- [Listing]:
==================================================

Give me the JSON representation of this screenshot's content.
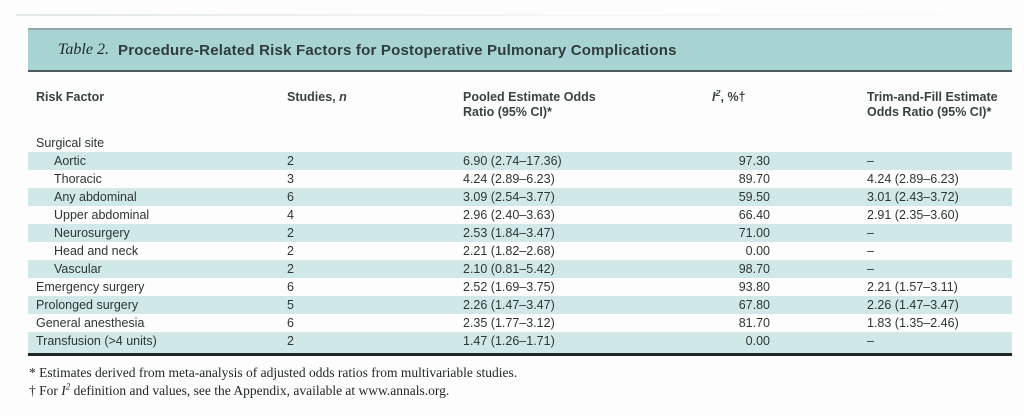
{
  "title": {
    "label": "Table 2.",
    "text": "Procedure-Related Risk Factors for Postoperative Pulmonary Complications"
  },
  "table": {
    "columns": [
      {
        "key": "risk-factor",
        "lines": [
          [
            {
              "t": "Risk Factor"
            }
          ]
        ]
      },
      {
        "key": "studies",
        "lines": [
          [
            {
              "t": "Studies, "
            },
            {
              "t": "n",
              "i": true
            }
          ]
        ]
      },
      {
        "key": "pooled-or",
        "lines": [
          [
            {
              "t": "Pooled Estimate Odds"
            }
          ],
          [
            {
              "t": "Ratio (95% CI)*"
            }
          ]
        ]
      },
      {
        "key": "i2",
        "lines": [
          [
            {
              "t": "I",
              "i": true
            },
            {
              "t": "2",
              "sup": true
            },
            {
              "t": ", %†"
            }
          ]
        ]
      },
      {
        "key": "trim-and-fill",
        "lines": [
          [
            {
              "t": "Trim-and-Fill Estimate"
            }
          ],
          [
            {
              "t": "Odds Ratio (95% CI)*"
            }
          ]
        ]
      }
    ],
    "rows": [
      {
        "label": "Surgical site",
        "indent": false,
        "shaded": false,
        "studies": "",
        "pooled": "",
        "i2": "",
        "trim": ""
      },
      {
        "label": "Aortic",
        "indent": true,
        "shaded": true,
        "studies": "2",
        "pooled": "6.90 (2.74–17.36)",
        "i2": "97.30",
        "trim": "–"
      },
      {
        "label": "Thoracic",
        "indent": true,
        "shaded": false,
        "studies": "3",
        "pooled": "4.24 (2.89–6.23)",
        "i2": "89.70",
        "trim": "4.24 (2.89–6.23)"
      },
      {
        "label": "Any abdominal",
        "indent": true,
        "shaded": true,
        "studies": "6",
        "pooled": "3.09 (2.54–3.77)",
        "i2": "59.50",
        "trim": "3.01 (2.43–3.72)"
      },
      {
        "label": "Upper abdominal",
        "indent": true,
        "shaded": false,
        "studies": "4",
        "pooled": "2.96 (2.40–3.63)",
        "i2": "66.40",
        "trim": "2.91 (2.35–3.60)"
      },
      {
        "label": "Neurosurgery",
        "indent": true,
        "shaded": true,
        "studies": "2",
        "pooled": "2.53 (1.84–3.47)",
        "i2": "71.00",
        "trim": "–"
      },
      {
        "label": "Head and neck",
        "indent": true,
        "shaded": false,
        "studies": "2",
        "pooled": "2.21 (1.82–2.68)",
        "i2": "0.00",
        "trim": "–"
      },
      {
        "label": "Vascular",
        "indent": true,
        "shaded": true,
        "studies": "2",
        "pooled": "2.10 (0.81–5.42)",
        "i2": "98.70",
        "trim": "–"
      },
      {
        "label": "Emergency surgery",
        "indent": false,
        "shaded": false,
        "studies": "6",
        "pooled": "2.52 (1.69–3.75)",
        "i2": "93.80",
        "trim": "2.21 (1.57–3.11)"
      },
      {
        "label": "Prolonged surgery",
        "indent": false,
        "shaded": true,
        "studies": "5",
        "pooled": "2.26 (1.47–3.47)",
        "i2": "67.80",
        "trim": "2.26 (1.47–3.47)"
      },
      {
        "label": "General anesthesia",
        "indent": false,
        "shaded": false,
        "studies": "6",
        "pooled": "2.35 (1.77–3.12)",
        "i2": "81.70",
        "trim": "1.83 (1.35–2.46)"
      },
      {
        "label": "Transfusion (>4 units)",
        "indent": false,
        "shaded": true,
        "studies": "2",
        "pooled": "1.47 (1.26–1.71)",
        "i2": "0.00",
        "trim": "–"
      }
    ]
  },
  "footnotes": [
    {
      "segs": [
        {
          "t": "* Estimates derived from meta-analysis of adjusted odds ratios from multivariable studies."
        }
      ]
    },
    {
      "segs": [
        {
          "t": "† For "
        },
        {
          "t": "I",
          "i": true
        },
        {
          "t": "2",
          "sup": true
        },
        {
          "t": " definition and values, see the Appendix, available at www.annals.org."
        }
      ]
    }
  ]
}
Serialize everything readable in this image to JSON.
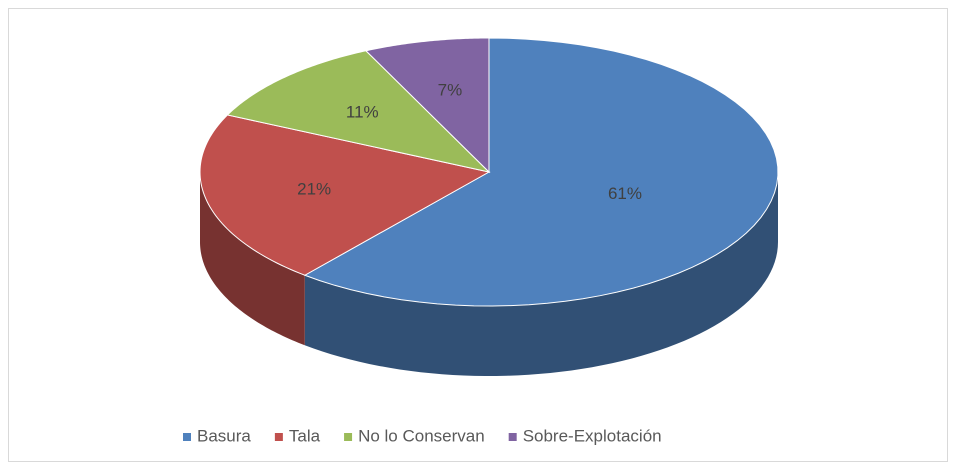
{
  "chart_data": {
    "type": "pie",
    "3d": true,
    "categories": [
      "Basura",
      "Tala",
      "No lo Conservan",
      "Sobre-Explotación"
    ],
    "values": [
      61,
      21,
      11,
      7
    ],
    "value_labels": [
      "61%",
      "21%",
      "11%",
      "7%"
    ],
    "colors": [
      "#4f81bd",
      "#c0504d",
      "#9bbb59",
      "#8064a2"
    ],
    "legend": "bottom"
  }
}
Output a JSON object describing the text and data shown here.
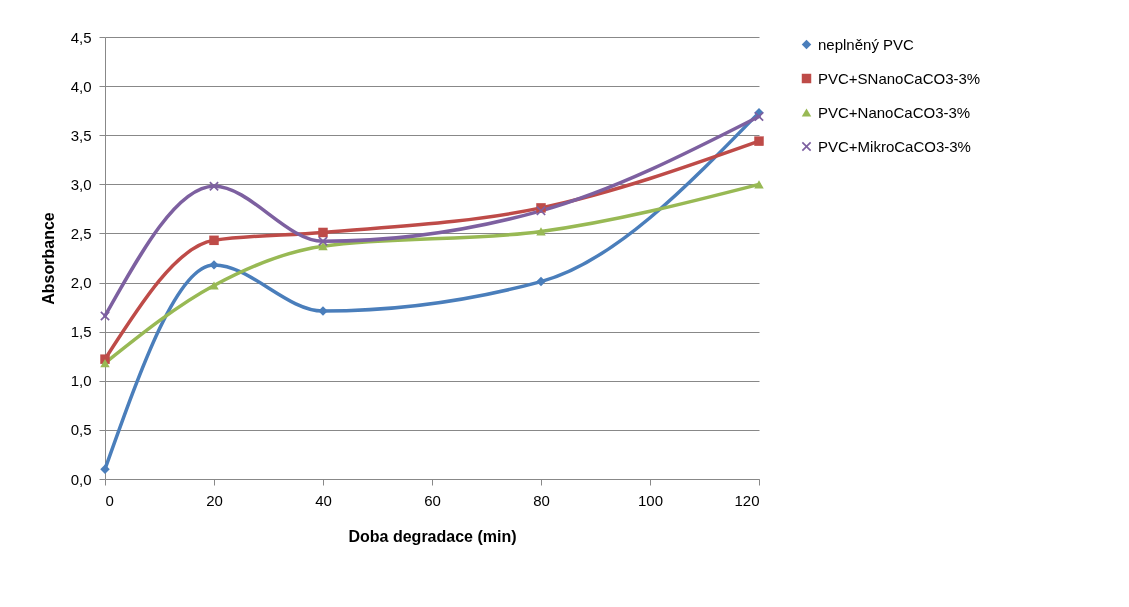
{
  "chart_data": {
    "type": "line",
    "xlabel": "Doba degradace (min)",
    "ylabel": "Absorbance",
    "x": [
      0,
      20,
      40,
      80,
      120
    ],
    "series": [
      {
        "name": "neplněný PVC",
        "color": "#4a7ebb",
        "marker": "diamond",
        "values": [
          0.1,
          2.18,
          1.71,
          2.01,
          3.73
        ]
      },
      {
        "name": "PVC+SNanoCaCO3-3%",
        "color": "#be4b48",
        "marker": "square",
        "values": [
          1.22,
          2.43,
          2.51,
          2.76,
          3.44
        ]
      },
      {
        "name": "PVC+NanoCaCO3-3%",
        "color": "#98b954",
        "marker": "triangle",
        "values": [
          1.18,
          1.97,
          2.37,
          2.52,
          3.0
        ]
      },
      {
        "name": "PVC+MikroCaCO3-3%",
        "color": "#7d60a0",
        "marker": "cross",
        "values": [
          1.66,
          2.98,
          2.42,
          2.73,
          3.69
        ]
      }
    ],
    "xlim": [
      0,
      120
    ],
    "xticks": [
      0,
      20,
      40,
      60,
      80,
      100,
      120
    ],
    "ylim": [
      0,
      4.5
    ],
    "yticks": [
      {
        "value": 0,
        "label": "0,0"
      },
      {
        "value": 0.5,
        "label": "0,5"
      },
      {
        "value": 1,
        "label": "1,0"
      },
      {
        "value": 1.5,
        "label": "1,5"
      },
      {
        "value": 2,
        "label": "2,0"
      },
      {
        "value": 2.5,
        "label": "2,5"
      },
      {
        "value": 3,
        "label": "3,0"
      },
      {
        "value": 3.5,
        "label": "3,5"
      },
      {
        "value": 4,
        "label": "4,0"
      },
      {
        "value": 4.5,
        "label": "4,5"
      }
    ],
    "grid": "y",
    "legend": "right",
    "line_style": "solid"
  }
}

==================================================

- [What is being asked]: Copy each line above precisely, dropping the pictures.

- [Solution to this problem]:
Give me the JSON representation of this screenshot's content.
{
  "title": {
    "label": "Table 2.",
    "text": "Procedure-Related Risk Factors for Postoperative Pulmonary Complications"
  },
  "table": {
    "columns": [
      {
        "key": "risk-factor",
        "lines": [
          [
            {
              "t": "Risk Factor"
            }
          ]
        ]
      },
      {
        "key": "studies",
        "lines": [
          [
            {
              "t": "Studies, "
            },
            {
              "t": "n",
              "i": true
            }
          ]
        ]
      },
      {
        "key": "pooled-or",
        "lines": [
          [
            {
              "t": "Pooled Estimate Odds"
            }
          ],
          [
            {
              "t": "Ratio (95% CI)*"
            }
          ]
        ]
      },
      {
        "key": "i2",
        "lines": [
          [
            {
              "t": "I",
              "i": true
            },
            {
              "t": "2",
              "sup": true
            },
            {
              "t": ", %†"
            }
          ]
        ]
      },
      {
        "key": "trim-and-fill",
        "lines": [
          [
            {
              "t": "Trim-and-Fill Estimate"
            }
          ],
          [
            {
              "t": "Odds Ratio (95% CI)*"
            }
          ]
        ]
      }
    ],
    "rows": [
      {
        "label": "Surgical site",
        "indent": false,
        "shaded": false,
        "studies": "",
        "pooled": "",
        "i2": "",
        "trim": ""
      },
      {
        "label": "Aortic",
        "indent": true,
        "shaded": true,
        "studies": "2",
        "pooled": "6.90 (2.74–17.36)",
        "i2": "97.30",
        "trim": "–"
      },
      {
        "label": "Thoracic",
        "indent": true,
        "shaded": false,
        "studies": "3",
        "pooled": "4.24 (2.89–6.23)",
        "i2": "89.70",
        "trim": "4.24 (2.89–6.23)"
      },
      {
        "label": "Any abdominal",
        "indent": true,
        "shaded": true,
        "studies": "6",
        "pooled": "3.09 (2.54–3.77)",
        "i2": "59.50",
        "trim": "3.01 (2.43–3.72)"
      },
      {
        "label": "Upper abdominal",
        "indent": true,
        "shaded": false,
        "studies": "4",
        "pooled": "2.96 (2.40–3.63)",
        "i2": "66.40",
        "trim": "2.91 (2.35–3.60)"
      },
      {
        "label": "Neurosurgery",
        "indent": true,
        "shaded": true,
        "studies": "2",
        "pooled": "2.53 (1.84–3.47)",
        "i2": "71.00",
        "trim": "–"
      },
      {
        "label": "Head and neck",
        "indent": true,
        "shaded": false,
        "studies": "2",
        "pooled": "2.21 (1.82–2.68)",
        "i2": "0.00",
        "trim": "–"
      },
      {
        "label": "Vascular",
        "indent": true,
        "shaded": true,
        "studies": "2",
        "pooled": "2.10 (0.81–5.42)",
        "i2": "98.70",
        "trim": "–"
      },
      {
        "label": "Emergency surgery",
        "indent": false,
        "shaded": false,
        "studies": "6",
        "pooled": "2.52 (1.69–3.75)",
        "i2": "93.80",
        "trim": "2.21 (1.57–3.11)"
      },
      {
        "label": "Prolonged surgery",
        "indent": false,
        "shaded": true,
        "studies": "5",
        "pooled": "2.26 (1.47–3.47)",
        "i2": "67.80",
        "trim": "2.26 (1.47–3.47)"
      },
      {
        "label": "General anesthesia",
        "indent": false,
        "shaded": false,
        "studies": "6",
        "pooled": "2.35 (1.77–3.12)",
        "i2": "81.70",
        "trim": "1.83 (1.35–2.46)"
      },
      {
        "label": "Transfusion (>4 units)",
        "indent": false,
        "shaded": true,
        "studies": "2",
        "pooled": "1.47 (1.26–1.71)",
        "i2": "0.00",
        "trim": "–"
      }
    ]
  },
  "footnotes": [
    {
      "segs": [
        {
          "t": "* Estimates derived from meta-analysis of adjusted odds ratios from multivariable studies."
        }
      ]
    },
    {
      "segs": [
        {
          "t": "† For "
        },
        {
          "t": "I",
          "i": true
        },
        {
          "t": "2",
          "sup": true
        },
        {
          "t": " definition and values, see the Appendix, available at www.annals.org."
        }
      ]
    }
  ]
}
Serialize everything readable in this image to JSON.
{
  "chart_data": {
    "type": "pie",
    "3d": true,
    "categories": [
      "Basura",
      "Tala",
      "No lo Conservan",
      "Sobre-Explotación"
    ],
    "values": [
      61,
      21,
      11,
      7
    ],
    "value_labels": [
      "61%",
      "21%",
      "11%",
      "7%"
    ],
    "colors": [
      "#4f81bd",
      "#c0504d",
      "#9bbb59",
      "#8064a2"
    ],
    "legend": "bottom"
  }
}
Output a JSON object describing the text and data shown here.
{
  "chart_data": {
    "type": "line",
    "xlabel": "Doba degradace (min)",
    "ylabel": "Absorbance",
    "x": [
      0,
      20,
      40,
      80,
      120
    ],
    "series": [
      {
        "name": "neplněný PVC",
        "color": "#4a7ebb",
        "marker": "diamond",
        "values": [
          0.1,
          2.18,
          1.71,
          2.01,
          3.73
        ]
      },
      {
        "name": "PVC+SNanoCaCO3-3%",
        "color": "#be4b48",
        "marker": "square",
        "values": [
          1.22,
          2.43,
          2.51,
          2.76,
          3.44
        ]
      },
      {
        "name": "PVC+NanoCaCO3-3%",
        "color": "#98b954",
        "marker": "triangle",
        "values": [
          1.18,
          1.97,
          2.37,
          2.52,
          3.0
        ]
      },
      {
        "name": "PVC+MikroCaCO3-3%",
        "color": "#7d60a0",
        "marker": "cross",
        "values": [
          1.66,
          2.98,
          2.42,
          2.73,
          3.69
        ]
      }
    ],
    "xlim": [
      0,
      120
    ],
    "xticks": [
      0,
      20,
      40,
      60,
      80,
      100,
      120
    ],
    "ylim": [
      0,
      4.5
    ],
    "yticks": [
      {
        "value": 0,
        "label": "0,0"
      },
      {
        "value": 0.5,
        "label": "0,5"
      },
      {
        "value": 1,
        "label": "1,0"
      },
      {
        "value": 1.5,
        "label": "1,5"
      },
      {
        "value": 2,
        "label": "2,0"
      },
      {
        "value": 2.5,
        "label": "2,5"
      },
      {
        "value": 3,
        "label": "3,0"
      },
      {
        "value": 3.5,
        "label": "3,5"
      },
      {
        "value": 4,
        "label": "4,0"
      },
      {
        "value": 4.5,
        "label": "4,5"
      }
    ],
    "grid": "y",
    "legend": "right",
    "line_style": "solid"
  }
}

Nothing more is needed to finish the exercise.